- GIVEN PROBLEM
Show every line that has the string "creators" in it.
═════ LISTED ENTRIES ═════
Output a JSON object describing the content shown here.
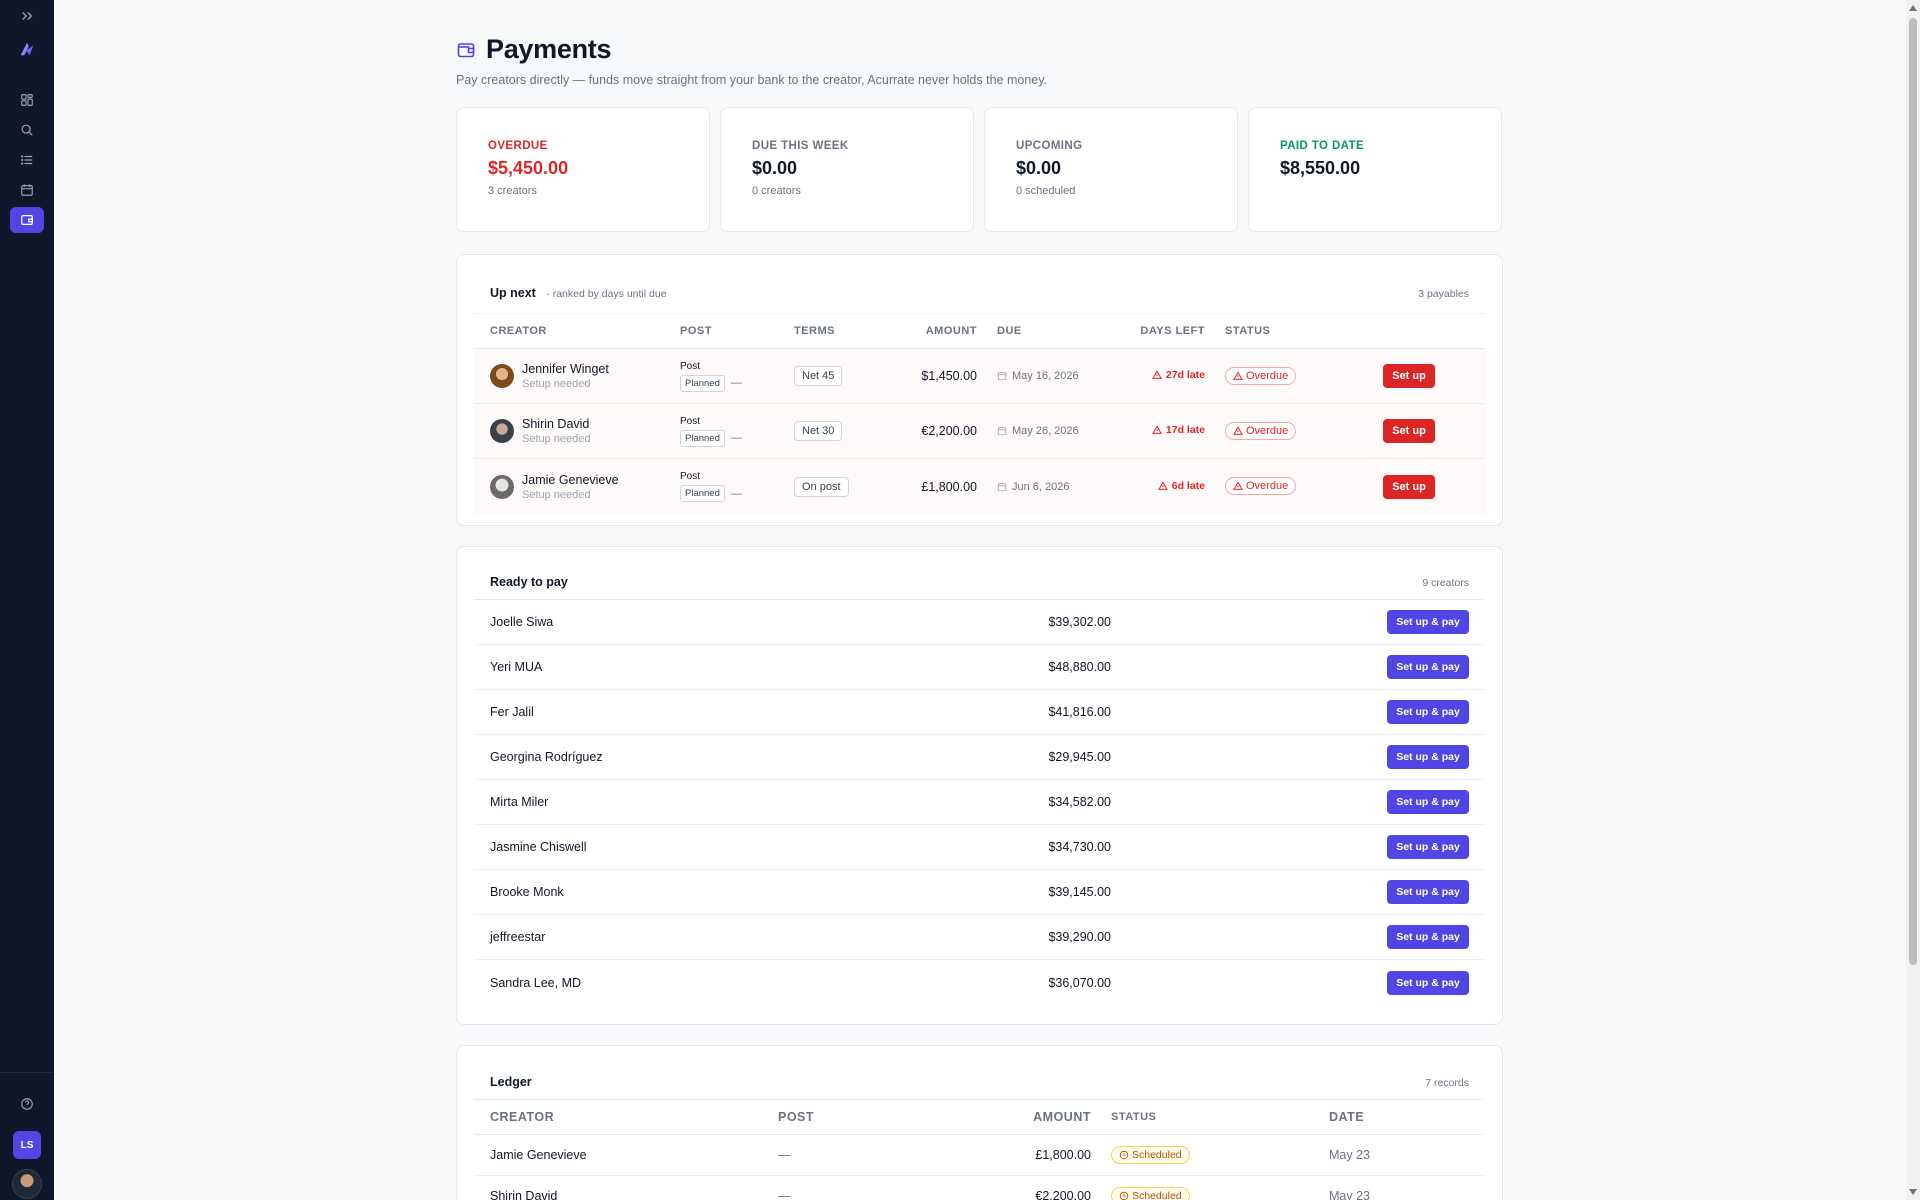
{
  "sidebar": {
    "nav": [
      {
        "icon": "dashboard-icon"
      },
      {
        "icon": "search-icon"
      },
      {
        "icon": "list-icon"
      },
      {
        "icon": "calendar-icon"
      },
      {
        "icon": "wallet-icon",
        "active": true
      }
    ],
    "user_initials": "LS"
  },
  "page": {
    "title": "Payments",
    "subtitle": "Pay creators directly — funds move straight from your bank to the creator, Acurrate never holds the money."
  },
  "stats": [
    {
      "label": "OVERDUE",
      "value": "$5,450.00",
      "sub": "3 creators",
      "tone": "red"
    },
    {
      "label": "DUE THIS WEEK",
      "value": "$0.00",
      "sub": "0 creators",
      "tone": "neutral"
    },
    {
      "label": "UPCOMING",
      "value": "$0.00",
      "sub": "0 scheduled",
      "tone": "neutral"
    },
    {
      "label": "PAID TO DATE",
      "value": "$8,550.00",
      "sub": "",
      "tone": "green"
    }
  ],
  "up_next": {
    "title": "Up next",
    "hint": "· ranked by days until due",
    "count": "3 payables",
    "columns": [
      "CREATOR",
      "POST",
      "TERMS",
      "AMOUNT",
      "DUE",
      "DAYS LEFT",
      "STATUS"
    ],
    "rows": [
      {
        "name": "Jennifer Winget",
        "sub": "Setup needed",
        "post": "Post",
        "post_status": "Planned",
        "post_dash": "—",
        "terms": "Net 45",
        "amount": "$1,450.00",
        "due": "May 16, 2026",
        "days": "27d late",
        "status": "Overdue",
        "action": "Set up"
      },
      {
        "name": "Shirin David",
        "sub": "Setup needed",
        "post": "Post",
        "post_status": "Planned",
        "post_dash": "—",
        "terms": "Net 30",
        "amount": "€2,200.00",
        "due": "May 26, 2026",
        "days": "17d late",
        "status": "Overdue",
        "action": "Set up"
      },
      {
        "name": "Jamie Genevieve",
        "sub": "Setup needed",
        "post": "Post",
        "post_status": "Planned",
        "post_dash": "—",
        "terms": "On post",
        "amount": "£1,800.00",
        "due": "Jun 6, 2026",
        "days": "6d late",
        "status": "Overdue",
        "action": "Set up"
      }
    ]
  },
  "ready_to_pay": {
    "title": "Ready to pay",
    "count": "9 creators",
    "button_label": "Set up & pay",
    "rows": [
      {
        "name": "Joelle Siwa",
        "amount": "$39,302.00"
      },
      {
        "name": "Yeri MUA",
        "amount": "$48,880.00"
      },
      {
        "name": "Fer Jalil",
        "amount": "$41,816.00"
      },
      {
        "name": "Georgina Rodríguez",
        "amount": "$29,945.00"
      },
      {
        "name": "Mirta Miler",
        "amount": "$34,582.00"
      },
      {
        "name": "Jasmine Chiswell",
        "amount": "$34,730.00"
      },
      {
        "name": "Brooke Monk",
        "amount": "$39,145.00"
      },
      {
        "name": "jeffreestar",
        "amount": "$39,290.00"
      },
      {
        "name": "Sandra Lee, MD",
        "amount": "$36,070.00"
      }
    ]
  },
  "ledger": {
    "title": "Ledger",
    "count": "7 records",
    "columns": [
      "CREATOR",
      "POST",
      "AMOUNT",
      "STATUS",
      "DATE"
    ],
    "rows": [
      {
        "creator": "Jamie Genevieve",
        "post": "—",
        "amount": "£1,800.00",
        "status": "Scheduled",
        "date": "May 23"
      },
      {
        "creator": "Shirin David",
        "post": "—",
        "amount": "€2,200.00",
        "status": "Scheduled",
        "date": "May 23"
      }
    ]
  }
}
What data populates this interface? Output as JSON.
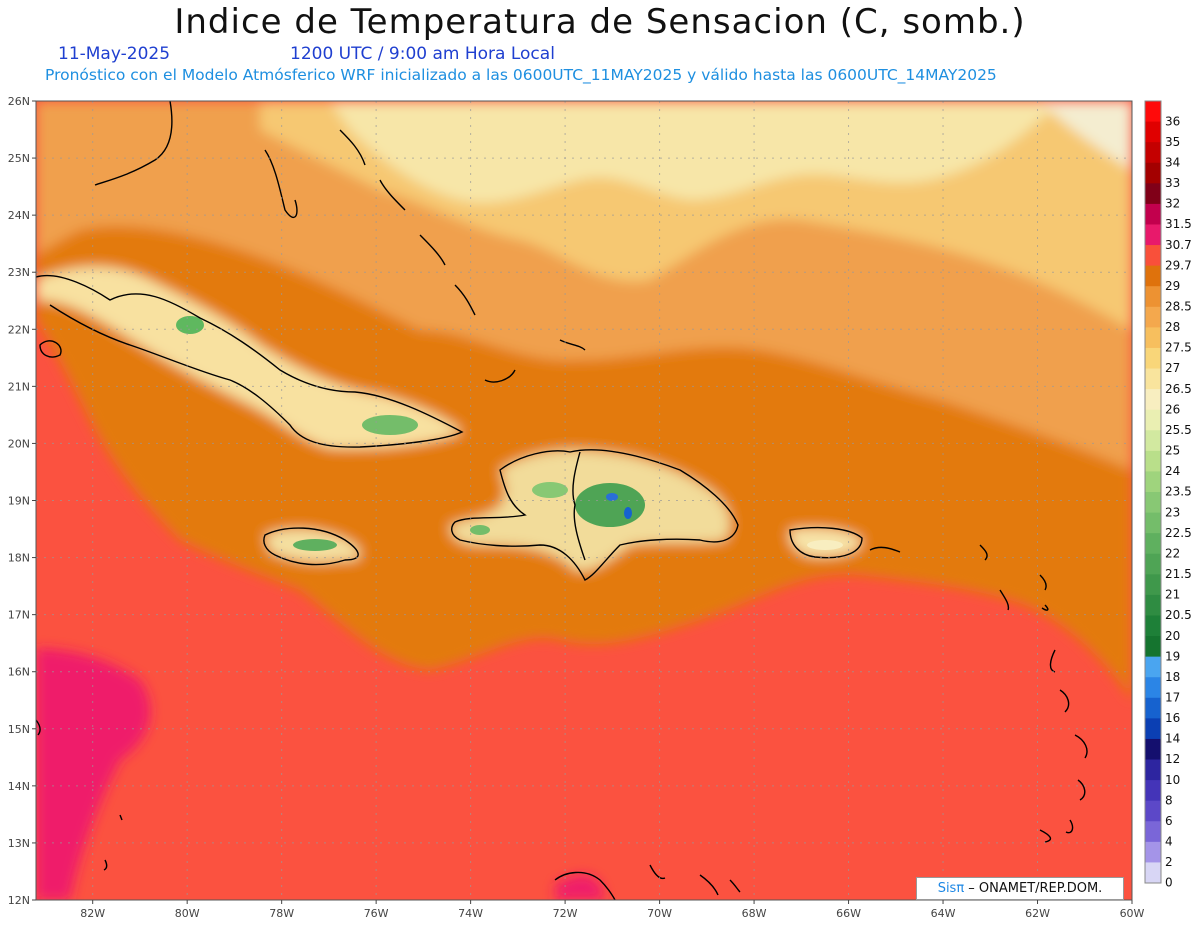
{
  "header": {
    "title": "Indice de Temperatura de Sensacion (C, somb.)",
    "date": "11-May-2025",
    "utc_line": "1200 UTC / 9:00 am Hora Local",
    "forecast_line": "Pronóstico con el Modelo Atmósferico WRF inicializado a las 0600UTC_11MAY2025 y válido hasta las  0600UTC_14MAY2025"
  },
  "map": {
    "lat_labels": [
      "26N",
      "25N",
      "24N",
      "23N",
      "22N",
      "21N",
      "20N",
      "19N",
      "18N",
      "17N",
      "16N",
      "15N",
      "14N",
      "13N",
      "12N"
    ],
    "lon_labels": [
      "82W",
      "80W",
      "78W",
      "76W",
      "74W",
      "72W",
      "70W",
      "68W",
      "66W",
      "64W",
      "62W",
      "60W"
    ],
    "lat_range": [
      12,
      26
    ],
    "lon_range": [
      -83.2,
      -60
    ],
    "grid": true,
    "colors": {
      "hot_sea": "#fb5240",
      "warm": "#e37a10",
      "mid": "#f0a04d",
      "mild": "#f6c872",
      "pale": "#f7e6a8",
      "magenta": "#ef1d6b",
      "green": "#5fb85f",
      "blue": "#2a6fd6"
    }
  },
  "colorbar": {
    "labels": [
      "36",
      "35",
      "34",
      "33",
      "32",
      "31.5",
      "30.7",
      "29.7",
      "29",
      "28.5",
      "28",
      "27.5",
      "27",
      "26.5",
      "26",
      "25.5",
      "25",
      "24",
      "23.5",
      "23",
      "22.5",
      "22",
      "21.5",
      "21",
      "20.5",
      "20",
      "19",
      "18",
      "17",
      "16",
      "14",
      "12",
      "10",
      "8",
      "6",
      "4",
      "2",
      "0"
    ],
    "colors": [
      "#ff0a0a",
      "#e00000",
      "#c40000",
      "#a30000",
      "#800018",
      "#c2004d",
      "#e8196b",
      "#f9503a",
      "#df720c",
      "#ed9232",
      "#f4a84d",
      "#f7bf5e",
      "#f9d679",
      "#f9e49d",
      "#f8eec0",
      "#eaefb2",
      "#d2e9a0",
      "#b9df8a",
      "#9fd47d",
      "#88c874",
      "#74bd6a",
      "#5fb05f",
      "#4fa455",
      "#3f984b",
      "#2f8c42",
      "#1e8038",
      "#15742f",
      "#4aa5f0",
      "#2b85e6",
      "#1662cf",
      "#0b3fb3",
      "#140f6e",
      "#2d25a0",
      "#4434b8",
      "#5c48c8",
      "#7a66d8",
      "#a494e8",
      "#d8d6f5"
    ]
  },
  "credit": {
    "brand": "Sisπ",
    "text": " – ONAMET/REP.DOM."
  }
}
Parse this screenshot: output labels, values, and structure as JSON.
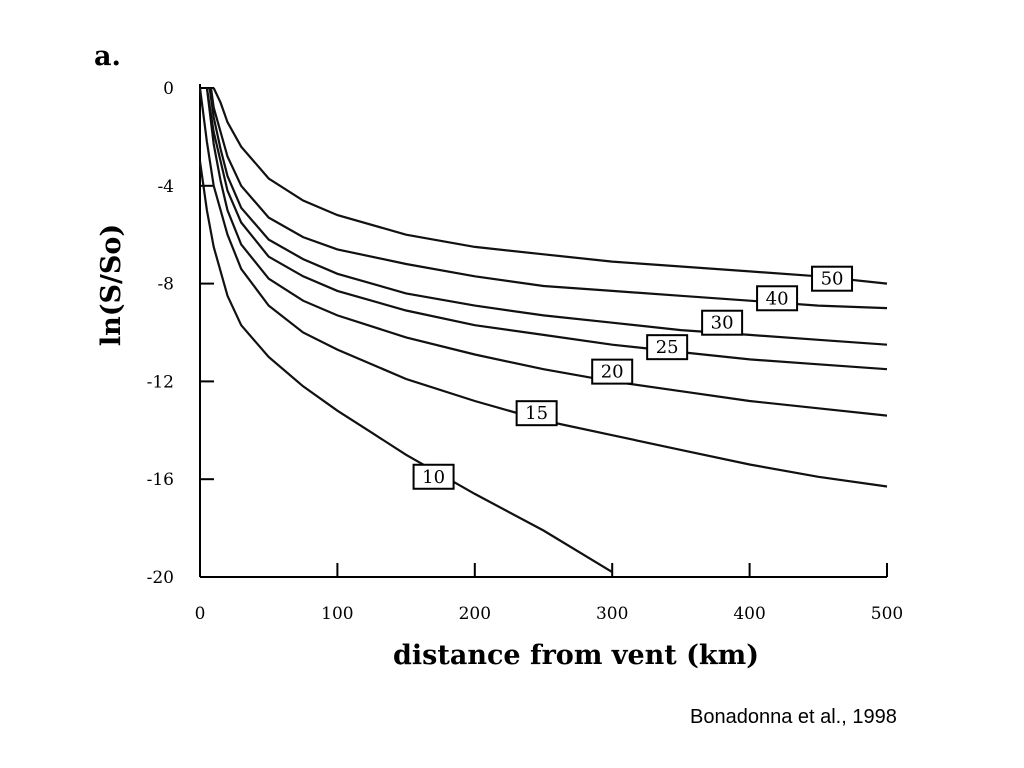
═════
- TASK SOLUTION
    "subtitle": "Pay creators directly — funds move straight from your bank to the creator, Acurrate never holds the money."
      "sub": "3 creators",
      "sub": "0 creators",
    "count": "9 creators",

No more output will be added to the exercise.